§ **Passage shown**
>>>

That meant faster passenger cars had to pull over and wait on slow freight cars, making driving and eventually flying more attractive to consumers. As a bonus those freight companies wore the rails out faster and never paid to maintain them.

We had passenger train centers all over America (not just the coast) that rivaled modern regional airports, a century ago.

https://en.wikipedia.org/wiki/History_of_Cincinnati_Union_Terminal

We're in a weird spot where it's almost better to "start from scratch" but that doesn't mean we shouldn't.

Then there’s the Final Mile problem - how would people get around once they got somewhere?

Again, we've had passenger train infrastructure before...

Terminals like in Cincy brought people in from other Cities and dropped them off at the same place for Intercity trains and even buses.

The same train car that brings you to a city. Doesn't have to drop you off in front of the building you want.

Competent modern public transportation always involves this to some extent

Quick edit:

WW2 was what propped up American rail...

We made a shit ton of stuff for the war and needed to ship materials and product.

<<<

§ **Task 1**
In the rail comment, what was it that propped up American rail?
§ **Task 2**
Repeat the rail comment from "Then there’s the" up to and including "and even buses.".

§ **Element box annotations**
>>>

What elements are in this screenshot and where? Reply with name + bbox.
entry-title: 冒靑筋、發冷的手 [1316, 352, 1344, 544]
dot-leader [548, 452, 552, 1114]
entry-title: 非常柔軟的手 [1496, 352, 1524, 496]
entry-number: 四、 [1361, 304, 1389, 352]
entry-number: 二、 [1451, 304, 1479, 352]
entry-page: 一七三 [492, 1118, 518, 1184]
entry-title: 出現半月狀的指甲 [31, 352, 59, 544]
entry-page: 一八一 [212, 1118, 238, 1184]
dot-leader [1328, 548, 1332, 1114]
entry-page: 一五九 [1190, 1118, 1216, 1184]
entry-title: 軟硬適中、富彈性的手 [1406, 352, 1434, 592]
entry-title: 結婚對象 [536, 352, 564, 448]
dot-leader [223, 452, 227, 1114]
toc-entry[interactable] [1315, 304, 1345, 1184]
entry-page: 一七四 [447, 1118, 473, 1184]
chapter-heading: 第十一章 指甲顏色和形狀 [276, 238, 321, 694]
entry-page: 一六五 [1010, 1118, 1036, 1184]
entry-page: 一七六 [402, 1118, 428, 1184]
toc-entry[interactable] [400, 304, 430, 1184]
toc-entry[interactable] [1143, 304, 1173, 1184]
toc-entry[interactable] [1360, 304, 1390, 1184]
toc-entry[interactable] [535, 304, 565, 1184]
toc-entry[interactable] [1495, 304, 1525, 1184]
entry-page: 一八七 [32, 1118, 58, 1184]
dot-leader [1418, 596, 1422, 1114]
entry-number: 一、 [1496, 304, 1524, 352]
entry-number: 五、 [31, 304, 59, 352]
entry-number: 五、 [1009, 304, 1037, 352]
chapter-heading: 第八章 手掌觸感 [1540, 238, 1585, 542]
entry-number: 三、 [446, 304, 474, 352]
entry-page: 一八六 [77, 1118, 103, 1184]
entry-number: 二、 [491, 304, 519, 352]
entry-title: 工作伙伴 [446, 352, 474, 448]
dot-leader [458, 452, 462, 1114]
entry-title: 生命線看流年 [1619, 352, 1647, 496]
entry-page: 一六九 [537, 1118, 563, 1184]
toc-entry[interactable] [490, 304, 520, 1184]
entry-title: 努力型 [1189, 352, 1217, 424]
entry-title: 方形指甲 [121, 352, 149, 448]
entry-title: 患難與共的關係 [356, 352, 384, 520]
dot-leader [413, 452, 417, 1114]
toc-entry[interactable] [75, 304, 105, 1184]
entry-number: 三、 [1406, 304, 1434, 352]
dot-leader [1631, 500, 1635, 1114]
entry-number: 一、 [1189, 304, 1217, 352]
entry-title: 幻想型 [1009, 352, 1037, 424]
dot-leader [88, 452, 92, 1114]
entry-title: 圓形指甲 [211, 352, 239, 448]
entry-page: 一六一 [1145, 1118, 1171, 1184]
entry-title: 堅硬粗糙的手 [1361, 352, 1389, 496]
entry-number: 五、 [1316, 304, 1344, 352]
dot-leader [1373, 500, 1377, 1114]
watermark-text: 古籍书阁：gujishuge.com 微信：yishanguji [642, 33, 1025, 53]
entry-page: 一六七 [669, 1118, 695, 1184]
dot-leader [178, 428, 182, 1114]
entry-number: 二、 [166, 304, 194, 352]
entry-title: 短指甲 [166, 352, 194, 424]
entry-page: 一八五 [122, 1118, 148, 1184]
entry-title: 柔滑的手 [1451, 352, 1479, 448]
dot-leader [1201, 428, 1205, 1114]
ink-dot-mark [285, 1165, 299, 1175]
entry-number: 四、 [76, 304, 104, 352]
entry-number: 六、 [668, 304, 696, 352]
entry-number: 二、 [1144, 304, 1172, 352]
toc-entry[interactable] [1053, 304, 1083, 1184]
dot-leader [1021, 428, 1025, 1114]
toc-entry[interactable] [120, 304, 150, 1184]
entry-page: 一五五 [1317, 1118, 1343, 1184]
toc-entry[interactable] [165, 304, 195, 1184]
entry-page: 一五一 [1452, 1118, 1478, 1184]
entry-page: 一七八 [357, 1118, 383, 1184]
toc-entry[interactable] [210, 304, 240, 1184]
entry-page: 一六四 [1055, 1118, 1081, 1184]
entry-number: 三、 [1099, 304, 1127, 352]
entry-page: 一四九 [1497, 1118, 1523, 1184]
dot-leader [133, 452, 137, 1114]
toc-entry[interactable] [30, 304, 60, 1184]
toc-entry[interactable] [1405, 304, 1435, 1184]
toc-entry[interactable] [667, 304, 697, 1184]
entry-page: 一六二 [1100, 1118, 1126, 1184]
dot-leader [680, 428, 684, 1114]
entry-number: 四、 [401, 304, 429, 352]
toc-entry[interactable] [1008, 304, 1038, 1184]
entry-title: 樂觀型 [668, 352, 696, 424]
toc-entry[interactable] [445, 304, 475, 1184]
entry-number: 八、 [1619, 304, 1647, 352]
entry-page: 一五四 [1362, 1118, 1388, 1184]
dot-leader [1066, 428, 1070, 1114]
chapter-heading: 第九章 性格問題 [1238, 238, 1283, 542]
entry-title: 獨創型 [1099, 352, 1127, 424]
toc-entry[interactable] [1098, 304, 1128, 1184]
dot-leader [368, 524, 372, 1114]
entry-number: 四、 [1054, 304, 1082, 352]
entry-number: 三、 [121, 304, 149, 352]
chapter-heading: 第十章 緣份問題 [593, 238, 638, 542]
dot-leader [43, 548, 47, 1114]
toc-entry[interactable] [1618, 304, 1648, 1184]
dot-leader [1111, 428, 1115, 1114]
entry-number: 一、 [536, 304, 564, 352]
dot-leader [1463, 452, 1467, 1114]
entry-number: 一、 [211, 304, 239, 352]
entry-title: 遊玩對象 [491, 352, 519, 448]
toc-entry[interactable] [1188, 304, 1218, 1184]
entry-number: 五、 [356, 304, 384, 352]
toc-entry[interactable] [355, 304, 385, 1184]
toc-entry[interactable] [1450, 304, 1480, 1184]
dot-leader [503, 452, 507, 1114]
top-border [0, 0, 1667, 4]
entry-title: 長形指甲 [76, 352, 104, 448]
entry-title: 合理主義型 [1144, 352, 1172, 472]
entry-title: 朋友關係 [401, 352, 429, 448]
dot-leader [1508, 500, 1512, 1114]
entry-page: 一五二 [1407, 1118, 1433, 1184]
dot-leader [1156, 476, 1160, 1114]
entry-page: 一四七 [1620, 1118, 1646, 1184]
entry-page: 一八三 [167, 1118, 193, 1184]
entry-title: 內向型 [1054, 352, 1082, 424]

<<<

§ **Problem solution 1**
WW2

§ **Problem solution 2**
Then there’s the Final Mile problem - how would people get around once they got somewhere?

Again, we've had passenger train infrastructure before...

Terminals like in Cincy brought people in from other Cities and dropped them off at the same place for Intercity trains and even buses.